┌────────

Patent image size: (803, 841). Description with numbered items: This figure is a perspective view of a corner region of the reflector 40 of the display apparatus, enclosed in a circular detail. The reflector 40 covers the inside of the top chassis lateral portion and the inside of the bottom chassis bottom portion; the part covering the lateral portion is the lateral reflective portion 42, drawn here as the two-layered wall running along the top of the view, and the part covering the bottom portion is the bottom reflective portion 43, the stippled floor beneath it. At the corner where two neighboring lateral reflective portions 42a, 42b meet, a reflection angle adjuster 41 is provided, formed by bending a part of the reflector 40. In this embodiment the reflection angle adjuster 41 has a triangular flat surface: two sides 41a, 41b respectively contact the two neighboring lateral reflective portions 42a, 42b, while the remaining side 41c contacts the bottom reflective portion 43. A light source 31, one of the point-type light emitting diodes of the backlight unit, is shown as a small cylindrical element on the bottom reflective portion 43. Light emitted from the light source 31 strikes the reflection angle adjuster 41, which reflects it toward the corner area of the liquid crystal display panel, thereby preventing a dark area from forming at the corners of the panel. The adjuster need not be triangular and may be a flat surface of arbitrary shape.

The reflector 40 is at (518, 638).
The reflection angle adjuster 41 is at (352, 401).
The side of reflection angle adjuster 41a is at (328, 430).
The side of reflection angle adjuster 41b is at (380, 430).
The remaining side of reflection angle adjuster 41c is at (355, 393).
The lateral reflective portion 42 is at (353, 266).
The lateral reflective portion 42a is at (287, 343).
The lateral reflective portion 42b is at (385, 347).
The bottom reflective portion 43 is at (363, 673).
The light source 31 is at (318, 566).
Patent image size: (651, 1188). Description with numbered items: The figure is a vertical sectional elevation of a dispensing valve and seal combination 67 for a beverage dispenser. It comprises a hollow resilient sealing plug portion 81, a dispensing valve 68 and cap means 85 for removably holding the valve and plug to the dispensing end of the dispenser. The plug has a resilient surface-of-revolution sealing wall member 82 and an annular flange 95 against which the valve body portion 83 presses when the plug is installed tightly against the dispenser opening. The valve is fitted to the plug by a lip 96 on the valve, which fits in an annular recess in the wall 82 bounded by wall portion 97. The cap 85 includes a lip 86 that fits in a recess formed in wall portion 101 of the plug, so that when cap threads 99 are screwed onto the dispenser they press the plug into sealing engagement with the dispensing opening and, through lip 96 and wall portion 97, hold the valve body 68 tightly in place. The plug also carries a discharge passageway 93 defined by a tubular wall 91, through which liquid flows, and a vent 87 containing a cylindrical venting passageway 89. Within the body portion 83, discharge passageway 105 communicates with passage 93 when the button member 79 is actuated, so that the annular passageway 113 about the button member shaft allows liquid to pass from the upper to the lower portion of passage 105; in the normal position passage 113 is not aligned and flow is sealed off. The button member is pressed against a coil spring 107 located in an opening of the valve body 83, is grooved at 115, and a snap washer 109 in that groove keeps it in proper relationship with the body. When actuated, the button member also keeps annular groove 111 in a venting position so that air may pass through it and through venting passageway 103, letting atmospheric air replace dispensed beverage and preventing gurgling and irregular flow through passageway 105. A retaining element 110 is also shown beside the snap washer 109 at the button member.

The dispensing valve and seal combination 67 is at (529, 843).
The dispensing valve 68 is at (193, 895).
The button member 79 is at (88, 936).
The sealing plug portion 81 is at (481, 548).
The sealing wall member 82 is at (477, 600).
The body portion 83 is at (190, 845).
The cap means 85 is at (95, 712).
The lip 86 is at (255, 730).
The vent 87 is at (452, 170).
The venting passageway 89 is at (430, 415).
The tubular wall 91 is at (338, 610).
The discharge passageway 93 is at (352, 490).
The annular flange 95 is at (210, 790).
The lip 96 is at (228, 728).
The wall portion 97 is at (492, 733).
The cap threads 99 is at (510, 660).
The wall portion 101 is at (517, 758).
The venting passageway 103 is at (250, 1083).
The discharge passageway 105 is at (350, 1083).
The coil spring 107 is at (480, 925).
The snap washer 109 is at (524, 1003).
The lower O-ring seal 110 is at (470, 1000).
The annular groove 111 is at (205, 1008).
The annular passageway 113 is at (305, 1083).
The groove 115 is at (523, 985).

└────────

* _SHORT EXERCISE_
Turn every line of the records above into a JSON list of strings, one string per line, and leave out the blank lines.

* _THE COMPLETED TASK_
[
  "Patent image size: (803, 841). Description with numbered items: This figure is a perspective view of a corner region of the reflector 40 of the display apparatus, enclosed in a circular detail. The reflector 40 covers the inside of the top chassis lateral portion and the inside of the bottom chassis bottom portion; the part covering the lateral portion is the lateral reflective portion 42, drawn here as the two-layered wall running along the top of the view, and the part covering the bottom portion is the bottom reflective portion 43, the stippled floor beneath it. At the corner where two neighboring lateral reflective portions 42a, 42b meet, a reflection angle adjuster 41 is provided, formed by bending a part of the reflector 40. In this embodiment the reflection angle adjuster 41 has a triangular flat surface: two sides 41a, 41b respectively contact the two neighboring lateral reflective portions 42a, 42b, while the remaining side 41c contacts the bottom reflective portion 43. A light source 31, one of the point-type light emitting diodes of the backlight unit, is shown as a small cylindrical element on the bottom reflective portion 43. Light emitted from the light source 31 strikes the reflection angle adjuster 41, which reflects it toward the corner area of the liquid crystal display panel, thereby preventing a dark area from forming at the corners of the panel. The adjuster need not be triangular and may be a flat surface of arbitrary shape.",
  "The reflector 40 is at (518, 638).",
  "The reflection angle adjuster 41 is at (352, 401).",
  "The side of reflection angle adjuster 41a is at (328, 430).",
  "The side of reflection angle adjuster 41b is at (380, 430).",
  "The remaining side of reflection angle adjuster 41c is at (355, 393).",
  "The lateral reflective portion 42 is at (353, 266).",
  "The lateral reflective portion 42a is at (287, 343).",
  "The lateral reflective portion 42b is at (385, 347).",
  "The bottom reflective portion 43 is at (363, 673).",
  "The light source 31 is at (318, 566).",
  "Patent image size: (651, 1188). Description with numbered items: The figure is a vertical sectional elevation of a dispensing valve and seal combination 67 for a beverage dispenser. It comprises a hollow resilient sealing plug portion 81, a dispensing valve 68 and cap means 85 for removably holding the valve and plug to the dispensing end of the dispenser. The plug has a resilient surface-of-revolution sealing wall member 82 and an annular flange 95 against which the valve body portion 83 presses when the plug is installed tightly against the dispenser opening. The valve is fitted to the plug by a lip 96 on the valve, which fits in an annular recess in the wall 82 bounded by wall portion 97. The cap 85 includes a lip 86 that fits in a recess formed in wall portion 101 of the plug, so that when cap threads 99 are screwed onto the dispenser they press the plug into sealing engagement with the dispensing opening and, through lip 96 and wall portion 97, hold the valve body 68 tightly in place. The plug also carries a discharge passageway 93 defined by a tubular wall 91, through which liquid flows, and a vent 87 containing a cylindrical venting passageway 89. Within the body portion 83, discharge passageway 105 communicates with passage 93 when the button member 79 is actuated, so that the annular passageway 113 about the button member shaft allows liquid to pass from the upper to the lower portion of passage 105; in the normal position passage 113 is not aligned and flow is sealed off. The button member is pressed against a coil spring 107 located in an opening of the valve body 83, is grooved at 115, and a snap washer 109 in that groove keeps it in proper relationship with the body. When actuated, the button member also keeps annular groove 111 in a venting position so that air may pass through it and through venting passageway 103, letting atmospheric air replace dispensed beverage and preventing gurgling and irregular flow through passageway 105. A retaining element 110 is also shown beside the snap washer 109 at the button member.",
  "The dispensing valve and seal combination 67 is at (529, 843).",
  "The dispensing valve 68 is at (193, 895).",
  "The button member 79 is at (88, 936).",
  "The sealing plug portion 81 is at (481, 548).",
  "The sealing wall member 82 is at (477, 600).",
  "The body portion 83 is at (190, 845).",
  "The cap means 85 is at (95, 712).",
  "The lip 86 is at (255, 730).",
  "The vent 87 is at (452, 170).",
  "The venting passageway 89 is at (430, 415).",
  "The tubular wall 91 is at (338, 610).",
  "The discharge passageway 93 is at (352, 490).",
  "The annular flange 95 is at (210, 790).",
  "The lip 96 is at (228, 728).",
  "The wall portion 97 is at (492, 733).",
  "The cap threads 99 is at (510, 660).",
  "The wall portion 101 is at (517, 758).",
  "The venting passageway 103 is at (250, 1083).",
  "The discharge passageway 105 is at (350, 1083).",
  "The coil spring 107 is at (480, 925).",
  "The snap washer 109 is at (524, 1003).",
  "The lower O-ring seal 110 is at (470, 1000).",
  "The annular groove 111 is at (205, 1008).",
  "The annular passageway 113 is at (305, 1083).",
  "The groove 115 is at (523, 985)."
]